- Material provided -
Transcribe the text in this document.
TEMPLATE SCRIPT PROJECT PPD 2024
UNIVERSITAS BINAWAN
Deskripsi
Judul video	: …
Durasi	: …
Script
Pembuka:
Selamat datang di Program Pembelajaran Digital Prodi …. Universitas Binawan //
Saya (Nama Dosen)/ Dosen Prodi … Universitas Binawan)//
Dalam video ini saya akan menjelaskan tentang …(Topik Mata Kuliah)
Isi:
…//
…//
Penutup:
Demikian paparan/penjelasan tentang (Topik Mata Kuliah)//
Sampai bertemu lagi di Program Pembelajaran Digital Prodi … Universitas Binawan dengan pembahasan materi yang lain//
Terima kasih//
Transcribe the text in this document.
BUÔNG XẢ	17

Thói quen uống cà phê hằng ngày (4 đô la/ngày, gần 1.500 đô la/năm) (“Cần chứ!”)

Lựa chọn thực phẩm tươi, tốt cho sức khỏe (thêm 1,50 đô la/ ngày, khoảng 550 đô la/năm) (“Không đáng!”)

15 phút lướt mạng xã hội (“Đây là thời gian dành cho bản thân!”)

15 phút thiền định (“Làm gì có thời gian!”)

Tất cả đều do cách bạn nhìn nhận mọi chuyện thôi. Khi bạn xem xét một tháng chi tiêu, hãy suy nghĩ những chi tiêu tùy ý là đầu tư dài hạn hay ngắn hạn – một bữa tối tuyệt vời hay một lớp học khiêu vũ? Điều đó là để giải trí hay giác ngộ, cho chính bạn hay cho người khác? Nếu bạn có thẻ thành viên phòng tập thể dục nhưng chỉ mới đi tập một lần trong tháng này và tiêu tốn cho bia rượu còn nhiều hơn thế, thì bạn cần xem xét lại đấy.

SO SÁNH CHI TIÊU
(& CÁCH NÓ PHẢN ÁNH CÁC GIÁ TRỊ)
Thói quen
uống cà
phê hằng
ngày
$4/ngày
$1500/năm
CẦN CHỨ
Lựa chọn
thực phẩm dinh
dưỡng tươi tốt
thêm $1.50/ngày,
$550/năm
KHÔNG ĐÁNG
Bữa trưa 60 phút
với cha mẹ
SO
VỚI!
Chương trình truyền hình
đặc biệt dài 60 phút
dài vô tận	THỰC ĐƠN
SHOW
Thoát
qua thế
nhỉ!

- What this task involves -
Pick out the lines above containing the word "tentang", then copy them.

- Written answer -
Dalam video ini saya akan menjelaskan tentang …(Topik Mata Kuliah)
Demikian paparan/penjelasan tentang (Topik Mata Kuliah)//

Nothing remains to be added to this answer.